EXERCISE INSTRUCTIONS:
Reproduce the material exactly, omitting nothing.

RECORDS TO PROCESS:
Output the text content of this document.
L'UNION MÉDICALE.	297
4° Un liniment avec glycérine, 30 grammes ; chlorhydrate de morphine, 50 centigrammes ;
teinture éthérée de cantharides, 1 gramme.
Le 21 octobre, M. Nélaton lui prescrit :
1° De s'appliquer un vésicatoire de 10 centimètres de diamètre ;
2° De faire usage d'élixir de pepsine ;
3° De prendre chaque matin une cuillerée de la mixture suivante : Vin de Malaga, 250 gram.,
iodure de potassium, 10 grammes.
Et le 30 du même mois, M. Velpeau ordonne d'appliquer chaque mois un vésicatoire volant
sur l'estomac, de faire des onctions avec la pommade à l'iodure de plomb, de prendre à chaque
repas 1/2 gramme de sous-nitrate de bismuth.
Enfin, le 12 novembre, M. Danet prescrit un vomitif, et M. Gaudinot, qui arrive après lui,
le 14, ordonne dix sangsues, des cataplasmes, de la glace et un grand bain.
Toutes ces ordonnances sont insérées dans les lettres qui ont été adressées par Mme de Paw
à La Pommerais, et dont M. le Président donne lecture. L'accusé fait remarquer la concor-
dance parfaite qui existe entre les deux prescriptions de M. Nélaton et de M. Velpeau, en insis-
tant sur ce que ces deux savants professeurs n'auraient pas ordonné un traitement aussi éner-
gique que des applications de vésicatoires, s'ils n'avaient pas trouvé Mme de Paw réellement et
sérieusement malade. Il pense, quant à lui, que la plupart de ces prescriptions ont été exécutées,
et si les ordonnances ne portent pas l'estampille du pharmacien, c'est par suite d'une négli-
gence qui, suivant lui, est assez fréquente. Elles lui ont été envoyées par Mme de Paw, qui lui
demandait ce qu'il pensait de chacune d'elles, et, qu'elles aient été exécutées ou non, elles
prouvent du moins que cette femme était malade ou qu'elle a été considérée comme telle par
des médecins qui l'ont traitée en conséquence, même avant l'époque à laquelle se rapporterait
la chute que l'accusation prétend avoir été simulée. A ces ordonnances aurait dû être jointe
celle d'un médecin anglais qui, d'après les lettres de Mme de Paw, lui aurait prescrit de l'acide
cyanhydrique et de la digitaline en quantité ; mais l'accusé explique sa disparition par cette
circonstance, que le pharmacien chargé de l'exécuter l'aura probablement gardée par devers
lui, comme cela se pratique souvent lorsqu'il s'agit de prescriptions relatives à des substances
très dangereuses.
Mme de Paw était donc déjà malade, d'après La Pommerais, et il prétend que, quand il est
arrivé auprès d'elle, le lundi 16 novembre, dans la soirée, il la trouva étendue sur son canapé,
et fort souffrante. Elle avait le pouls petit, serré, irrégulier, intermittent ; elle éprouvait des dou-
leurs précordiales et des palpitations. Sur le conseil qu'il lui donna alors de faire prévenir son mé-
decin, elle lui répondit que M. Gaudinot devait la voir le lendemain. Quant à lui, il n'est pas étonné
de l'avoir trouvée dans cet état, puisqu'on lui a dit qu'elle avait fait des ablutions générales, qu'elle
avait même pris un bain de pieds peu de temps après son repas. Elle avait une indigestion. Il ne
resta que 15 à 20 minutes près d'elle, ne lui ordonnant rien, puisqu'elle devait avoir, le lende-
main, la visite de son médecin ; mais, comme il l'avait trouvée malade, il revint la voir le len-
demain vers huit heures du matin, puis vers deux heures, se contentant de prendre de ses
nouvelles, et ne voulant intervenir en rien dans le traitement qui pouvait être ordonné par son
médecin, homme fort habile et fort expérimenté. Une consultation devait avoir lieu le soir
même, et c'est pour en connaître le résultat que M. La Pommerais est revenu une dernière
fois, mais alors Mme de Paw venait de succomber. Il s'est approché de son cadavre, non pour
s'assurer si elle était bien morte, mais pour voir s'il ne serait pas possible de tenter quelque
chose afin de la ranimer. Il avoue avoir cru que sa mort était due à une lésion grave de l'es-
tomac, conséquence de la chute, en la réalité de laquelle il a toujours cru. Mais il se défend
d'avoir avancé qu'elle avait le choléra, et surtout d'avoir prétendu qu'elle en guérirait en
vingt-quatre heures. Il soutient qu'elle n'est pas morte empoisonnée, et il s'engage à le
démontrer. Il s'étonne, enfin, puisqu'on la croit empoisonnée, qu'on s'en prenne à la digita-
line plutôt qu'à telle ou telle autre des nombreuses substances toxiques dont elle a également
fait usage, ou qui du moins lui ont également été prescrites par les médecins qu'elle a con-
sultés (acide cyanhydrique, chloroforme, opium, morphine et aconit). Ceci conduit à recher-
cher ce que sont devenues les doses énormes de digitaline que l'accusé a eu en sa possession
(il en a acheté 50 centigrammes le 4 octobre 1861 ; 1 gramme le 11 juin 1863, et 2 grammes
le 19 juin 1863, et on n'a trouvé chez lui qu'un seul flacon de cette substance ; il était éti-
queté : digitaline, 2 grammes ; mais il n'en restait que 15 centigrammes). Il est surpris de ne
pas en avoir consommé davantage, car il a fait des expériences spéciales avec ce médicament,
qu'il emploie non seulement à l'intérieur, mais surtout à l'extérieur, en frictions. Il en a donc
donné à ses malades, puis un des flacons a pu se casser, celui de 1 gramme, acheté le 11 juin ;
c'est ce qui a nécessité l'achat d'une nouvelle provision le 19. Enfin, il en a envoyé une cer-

WRITTEN REPLY:
Output the text content of this document.
L'UNION MÉDICALE.	297
4° Un liniment avec glycérine, 30 grammes ; chlorhydrate de morphine, 50 centigrammes ;
teinture éthérée de cantharides, 1 gramme.
Le 21 octobre, M. Nélaton lui prescrit :
1° De s'appliquer un vésicatoire de 10 centimètres de diamètre ;
2° De faire usage d'élixir de pepsine ;
3° De prendre chaque matin une cuillerée de la mixture suivante : Vin de Malaga, 250 gram.,
iodure de potassium, 10 grammes.
Et le 30 du même mois, M. Velpeau ordonne d'appliquer chaque mois un vésicatoire volant
sur l'estomac, de faire des onctions avec la pommade à l'iodure de plomb, de prendre à chaque
repas 1/2 gramme de sous-nitrate de bismuth.
Enfin, le 12 novembre, M. Danet prescrit un vomitif, et M. Gaudinot, qui arrive après lui,
le 14, ordonne dix sangsues, des cataplasmes, de la glace et un grand bain.
Toutes ces ordonnances sont insérées dans les lettres qui ont été adressées par Mme de Paw
à La Pommerais, et dont M. le Président donne lecture. L'accusé fait remarquer la concor-
dance parfaite qui existe entre les deux prescriptions de M. Nélaton et de M. Velpeau, en insis-
tant sur ce que ces deux savants professeurs n'auraient pas ordonné un traitement aussi éner-
gique que des applications de vésicatoires, s'ils n'avaient pas trouvé Mme de Paw réellement et
sérieusement malade. Il pense, quant à lui, que la plupart de ces prescriptions ont été exécutées,
et si les ordonnances ne portent pas l'estampille du pharmacien, c'est par suite d'une négli-
gence qui, suivant lui, est assez fréquente. Elles lui ont été envoyées par Mme de Paw, qui lui
demandait ce qu'il pensait de chacune d'elles, et, qu'elles aient été exécutées ou non, elles
prouvent du moins que cette femme était malade ou qu'elle a été considérée comme telle par
des médecins qui l'ont traitée en conséquence, même avant l'époque à laquelle se rapporterait
la chute que l'accusation prétend avoir été simulée. A ces ordonnances aurait dû être jointe
celle d'un médecin anglais qui, d'après les lettres de Mme de Paw, lui aurait prescrit de l'acide
cyanhydrique et de la digitaline en quantité ; mais l'accusé explique sa disparition par cette
circonstance, que le pharmacien chargé de l'exécuter l'aura probablement gardée par devers
lui, comme cela se pratique souvent lorsqu'il s'agit de prescriptions relatives à des substances
très dangereuses.
Mme de Paw était donc déjà malade, d'après La Pommerais, et il prétend que, quand il est
arrivé auprès d'elle, le lundi 16 novembre, dans la soirée, il la trouva étendue sur son canapé,
et fort souffrante. Elle avait le pouls petit, serré, irrégulier, intermittent ; elle éprouvait des dou-
leurs précordiales et des palpitations. Sur le conseil qu'il lui donna alors de faire prévenir son mé-
decin, elle lui répondit que M. Gaudinot devait la voir le lendemain. Quant à lui, il n'est pas étonné
de l'avoir trouvée dans cet état, puisqu'on lui a dit qu'elle avait fait des ablutions générales, qu'elle
avait même pris un bain de pieds peu de temps après son repas. Elle avait une indigestion. Il ne
resta que 15 à 20 minutes près d'elle, ne lui ordonnant rien, puisqu'elle devait avoir, le lende-
main, la visite de son médecin ; mais, comme il l'avait trouvée malade, il revint la voir le len-
demain vers huit heures du matin, puis vers deux heures, se contentant de prendre de ses
nouvelles, et ne voulant intervenir en rien dans le traitement qui pouvait être ordonné par son
médecin, homme fort habile et fort expérimenté. Une consultation devait avoir lieu le soir
même, et c'est pour en connaître le résultat que M. La Pommerais est revenu une dernière
fois, mais alors Mme de Paw venait de succomber. Il s'est approché de son cadavre, non pour
s'assurer si elle était bien morte, mais pour voir s'il ne serait pas possible de tenter quelque
chose afin de la ranimer. Il avoue avoir cru que sa mort était due à une lésion grave de l'es-
tomac, conséquence de la chute, en la réalité de laquelle il a toujours cru. Mais il se défend
d'avoir avancé qu'elle avait le choléra, et surtout d'avoir prétendu qu'elle en guérirait en
vingt-quatre heures. Il soutient qu'elle n'est pas morte empoisonnée, et il s'engage à le
démontrer. Il s'étonne, enfin, puisqu'on la croit empoisonnée, qu'on s'en prenne à la digita-
line plutôt qu'à telle ou telle autre des nombreuses substances toxiques dont elle a également
fait usage, ou qui du moins lui ont également été prescrites par les médecins qu'elle a con-
sultés (acide cyanhydrique, chloroforme, opium, morphine et aconit). Ceci conduit à recher-
cher ce que sont devenues les doses énormes de digitaline que l'accusé a eu en sa possession
(il en a acheté 50 centigrammes le 4 octobre 1861 ; 1 gramme le 11 juin 1863, et 2 grammes
le 19 juin 1863, et on n'a trouvé chez lui qu'un seul flacon de cette substance ; il était éti-
queté : digitaline, 2 grammes ; mais il n'en restait que 15 centigrammes). Il est surpris de ne
pas en avoir consommé davantage, car il a fait des expériences spéciales avec ce médicament,
qu'il emploie non seulement à l'intérieur, mais surtout à l'extérieur, en frictions. Il en a donc
donné à ses malades, puis un des flacons a pu se casser, celui de 1 gramme, acheté le 11 juin ;
c'est ce qui a nécessité l'achat d'une nouvelle provision le 19. Enfin, il en a envoyé une cer-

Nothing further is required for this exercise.